--- Task objective ---
Please give the listing again, word for word, with nothing left out.

--- Provided material ---
****

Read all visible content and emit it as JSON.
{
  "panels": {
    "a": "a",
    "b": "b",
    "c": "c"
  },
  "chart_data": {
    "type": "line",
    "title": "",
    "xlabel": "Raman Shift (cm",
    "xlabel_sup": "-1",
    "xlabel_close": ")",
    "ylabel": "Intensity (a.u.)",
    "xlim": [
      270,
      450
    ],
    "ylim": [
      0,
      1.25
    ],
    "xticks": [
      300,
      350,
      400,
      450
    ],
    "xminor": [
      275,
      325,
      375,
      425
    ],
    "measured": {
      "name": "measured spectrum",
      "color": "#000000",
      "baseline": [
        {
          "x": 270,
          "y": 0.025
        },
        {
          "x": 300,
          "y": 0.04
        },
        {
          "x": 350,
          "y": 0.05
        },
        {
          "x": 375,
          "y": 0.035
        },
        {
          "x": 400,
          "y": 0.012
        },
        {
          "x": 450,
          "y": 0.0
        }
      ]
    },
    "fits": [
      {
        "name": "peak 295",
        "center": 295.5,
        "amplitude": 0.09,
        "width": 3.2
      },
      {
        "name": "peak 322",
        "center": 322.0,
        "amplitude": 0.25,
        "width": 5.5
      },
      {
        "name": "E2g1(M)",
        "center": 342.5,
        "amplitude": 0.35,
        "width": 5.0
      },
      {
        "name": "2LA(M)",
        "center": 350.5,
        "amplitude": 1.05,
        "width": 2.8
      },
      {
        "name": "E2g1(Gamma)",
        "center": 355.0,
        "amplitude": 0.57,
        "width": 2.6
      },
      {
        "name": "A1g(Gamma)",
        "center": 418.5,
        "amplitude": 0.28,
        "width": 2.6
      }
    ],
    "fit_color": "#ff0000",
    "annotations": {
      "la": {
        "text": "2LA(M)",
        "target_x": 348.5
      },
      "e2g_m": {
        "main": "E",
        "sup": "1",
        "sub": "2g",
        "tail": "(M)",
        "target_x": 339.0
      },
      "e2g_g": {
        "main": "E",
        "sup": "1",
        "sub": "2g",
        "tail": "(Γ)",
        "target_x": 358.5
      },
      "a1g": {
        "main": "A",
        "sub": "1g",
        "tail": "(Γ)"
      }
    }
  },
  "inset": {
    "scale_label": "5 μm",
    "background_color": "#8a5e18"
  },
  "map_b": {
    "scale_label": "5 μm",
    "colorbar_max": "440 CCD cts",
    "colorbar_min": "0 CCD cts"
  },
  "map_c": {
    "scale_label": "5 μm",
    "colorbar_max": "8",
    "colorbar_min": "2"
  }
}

****

--- Result of this exercise ---
Read all visible content and emit it as JSON.
{
  "panels": {
    "a": "a",
    "b": "b",
    "c": "c"
  },
  "chart_data": {
    "type": "line",
    "title": "",
    "xlabel": "Raman Shift (cm",
    "xlabel_sup": "-1",
    "xlabel_close": ")",
    "ylabel": "Intensity (a.u.)",
    "xlim": [
      270,
      450
    ],
    "ylim": [
      0,
      1.25
    ],
    "xticks": [
      300,
      350,
      400,
      450
    ],
    "xminor": [
      275,
      325,
      375,
      425
    ],
    "measured": {
      "name": "measured spectrum",
      "color": "#000000",
      "baseline": [
        {
          "x": 270,
          "y": 0.025
        },
        {
          "x": 300,
          "y": 0.04
        },
        {
          "x": 350,
          "y": 0.05
        },
        {
          "x": 375,
          "y": 0.035
        },
        {
          "x": 400,
          "y": 0.012
        },
        {
          "x": 450,
          "y": 0.0
        }
      ]
    },
    "fits": [
      {
        "name": "peak 295",
        "center": 295.5,
        "amplitude": 0.09,
        "width": 3.2
      },
      {
        "name": "peak 322",
        "center": 322.0,
        "amplitude": 0.25,
        "width": 5.5
      },
      {
        "name": "E2g1(M)",
        "center": 342.5,
        "amplitude": 0.35,
        "width": 5.0
      },
      {
        "name": "2LA(M)",
        "center": 350.5,
        "amplitude": 1.05,
        "width": 2.8
      },
      {
        "name": "E2g1(Gamma)",
        "center": 355.0,
        "amplitude": 0.57,
        "width": 2.6
      },
      {
        "name": "A1g(Gamma)",
        "center": 418.5,
        "amplitude": 0.28,
        "width": 2.6
      }
    ],
    "fit_color": "#ff0000",
    "annotations": {
      "la": {
        "text": "2LA(M)",
        "target_x": 348.5
      },
      "e2g_m": {
        "main": "E",
        "sup": "1",
        "sub": "2g",
        "tail": "(M)",
        "target_x": 339.0
      },
      "e2g_g": {
        "main": "E",
        "sup": "1",
        "sub": "2g",
        "tail": "(Γ)",
        "target_x": 358.5
      },
      "a1g": {
        "main": "A",
        "sub": "1g",
        "tail": "(Γ)"
      }
    }
  },
  "inset": {
    "scale_label": "5 μm",
    "background_color": "#8a5e18"
  },
  "map_b": {
    "scale_label": "5 μm",
    "colorbar_max": "440 CCD cts",
    "colorbar_min": "0 CCD cts"
  },
  "map_c": {
    "scale_label": "5 μm",
    "colorbar_max": "8",
    "colorbar_min": "2"
  }
}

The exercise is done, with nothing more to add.